Instructions to follow -
Below are entries to be transcribed exactly; exclude the pictures from the copy.

Input -
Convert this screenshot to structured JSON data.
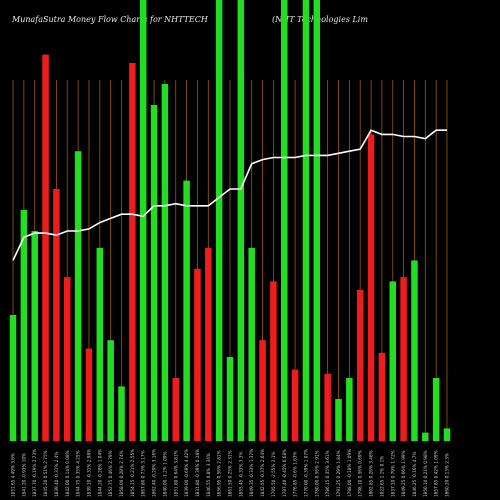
{
  "chart_data": {
    "type": "bar",
    "title": "MunafaSutra  Money Flow  Charts for NHTTECH",
    "subtitle": "(NHT Technologies Lim",
    "categories": [
      "1851.65 4.49% 3.8%",
      "1841.20 -0.93% 10%",
      "1837.70 -0.19% 2.73%",
      "1845.20 0.51% 2.75%",
      "1839.40 -0.31% 2.4%",
      "1842.00 0.14% 0.08%",
      "1844.75 0.35% 4.25%",
      "1839.10 -0.31% 2.98%",
      "1844.20 -0.28% 1.04%",
      "1852.75 0.46% 2.79%",
      "1858.00 0.28% 2.74%",
      "1854.15 -0.21% 2.55%",
      "1867.80 0.73% 3.17%",
      "1862.40 -0.29% 3.16%",
      "1840.00 -1.2% 1.09%",
      "1851.80 0.64% 3.81%",
      "1839.00 -0.69% 4.42%",
      "1831.80 -0.39% 0.18%",
      "1846.55 0.8% 3.34%",
      "1856.95 0.56% 2.81%",
      "1861.50 0.25% 2.31%",
      "1855.45 -0.33% 3.3%",
      "1849.35 -0.33% 1.37%",
      "1842.55 -0.37% 2.04%",
      "1795.50 -2.55% 2.1%",
      "1787.40 -0.45% 0.68%",
      "1776.85 -0.6% 1.63%",
      "1770.00 -0.39% 1.07%",
      "1780.00 0.56% 2.91%",
      "1786.15 0.35% 3.61%",
      "1791.25 0.29% 1.84%",
      "1788.00 -0.18% 1.09%",
      "1798.10 0.56% 0.69%",
      "1802.85 0.26% 3.48%",
      "1822.65 1.1% 0.1%",
      "1837.10 0.79% 1.72%",
      "1849.25 0.66% 1.99%",
      "1846.25 -0.16% 4.7%",
      "1850.10 0.21% 0.98%",
      "1857.85 0.42% 1.09%",
      "1860.20 0.13% 2.3%"
    ],
    "bar_values": [
      30,
      55,
      50,
      92,
      60,
      39,
      69,
      22,
      46,
      24,
      13,
      90,
      105,
      80,
      85,
      15,
      62,
      41,
      46,
      105,
      20,
      105,
      46,
      24,
      38,
      105,
      17,
      105,
      105,
      16,
      10,
      15,
      36,
      73,
      21,
      38,
      39,
      43,
      2,
      15,
      3
    ],
    "bar_colors": [
      "green",
      "green",
      "green",
      "red",
      "red",
      "red",
      "green",
      "red",
      "green",
      "green",
      "green",
      "red",
      "green",
      "green",
      "green",
      "red",
      "green",
      "red",
      "red",
      "green",
      "green",
      "green",
      "green",
      "red",
      "red",
      "green",
      "red",
      "green",
      "green",
      "red",
      "green",
      "green",
      "red",
      "red",
      "red",
      "green",
      "red",
      "green",
      "green",
      "green",
      "green"
    ],
    "line_values": [
      43,
      48.5,
      49.5,
      49.5,
      49,
      50,
      50,
      50.5,
      52,
      53,
      54,
      54,
      53.5,
      56,
      56,
      56.5,
      56,
      56,
      56,
      58,
      60,
      60,
      66,
      67,
      67.5,
      67.5,
      67.5,
      68,
      68,
      68,
      68.5,
      69,
      69.5,
      74,
      73,
      73,
      72.5,
      72.5,
      72,
      74,
      74
    ]
  }
}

Result below -
Convert this screenshot to structured JSON data.
{
  "chart_data": {
    "type": "bar",
    "title": "MunafaSutra  Money Flow  Charts for NHTTECH",
    "subtitle": "(NHT Technologies Lim",
    "categories": [
      "1851.65 4.49% 3.8%",
      "1841.20 -0.93% 10%",
      "1837.70 -0.19% 2.73%",
      "1845.20 0.51% 2.75%",
      "1839.40 -0.31% 2.4%",
      "1842.00 0.14% 0.08%",
      "1844.75 0.35% 4.25%",
      "1839.10 -0.31% 2.98%",
      "1844.20 -0.28% 1.04%",
      "1852.75 0.46% 2.79%",
      "1858.00 0.28% 2.74%",
      "1854.15 -0.21% 2.55%",
      "1867.80 0.73% 3.17%",
      "1862.40 -0.29% 3.16%",
      "1840.00 -1.2% 1.09%",
      "1851.80 0.64% 3.81%",
      "1839.00 -0.69% 4.42%",
      "1831.80 -0.39% 0.18%",
      "1846.55 0.8% 3.34%",
      "1856.95 0.56% 2.81%",
      "1861.50 0.25% 2.31%",
      "1855.45 -0.33% 3.3%",
      "1849.35 -0.33% 1.37%",
      "1842.55 -0.37% 2.04%",
      "1795.50 -2.55% 2.1%",
      "1787.40 -0.45% 0.68%",
      "1776.85 -0.6% 1.63%",
      "1770.00 -0.39% 1.07%",
      "1780.00 0.56% 2.91%",
      "1786.15 0.35% 3.61%",
      "1791.25 0.29% 1.84%",
      "1788.00 -0.18% 1.09%",
      "1798.10 0.56% 0.69%",
      "1802.85 0.26% 3.48%",
      "1822.65 1.1% 0.1%",
      "1837.10 0.79% 1.72%",
      "1849.25 0.66% 1.99%",
      "1846.25 -0.16% 4.7%",
      "1850.10 0.21% 0.98%",
      "1857.85 0.42% 1.09%",
      "1860.20 0.13% 2.3%"
    ],
    "bar_values": [
      30,
      55,
      50,
      92,
      60,
      39,
      69,
      22,
      46,
      24,
      13,
      90,
      105,
      80,
      85,
      15,
      62,
      41,
      46,
      105,
      20,
      105,
      46,
      24,
      38,
      105,
      17,
      105,
      105,
      16,
      10,
      15,
      36,
      73,
      21,
      38,
      39,
      43,
      2,
      15,
      3
    ],
    "bar_colors": [
      "green",
      "green",
      "green",
      "red",
      "red",
      "red",
      "green",
      "red",
      "green",
      "green",
      "green",
      "red",
      "green",
      "green",
      "green",
      "red",
      "green",
      "red",
      "red",
      "green",
      "green",
      "green",
      "green",
      "red",
      "red",
      "green",
      "red",
      "green",
      "green",
      "red",
      "green",
      "green",
      "red",
      "red",
      "red",
      "green",
      "red",
      "green",
      "green",
      "green",
      "green"
    ],
    "line_values": [
      43,
      48.5,
      49.5,
      49.5,
      49,
      50,
      50,
      50.5,
      52,
      53,
      54,
      54,
      53.5,
      56,
      56,
      56.5,
      56,
      56,
      56,
      58,
      60,
      60,
      66,
      67,
      67.5,
      67.5,
      67.5,
      68,
      68,
      68,
      68.5,
      69,
      69.5,
      74,
      73,
      73,
      72.5,
      72.5,
      72,
      74,
      74
    ]
  }
}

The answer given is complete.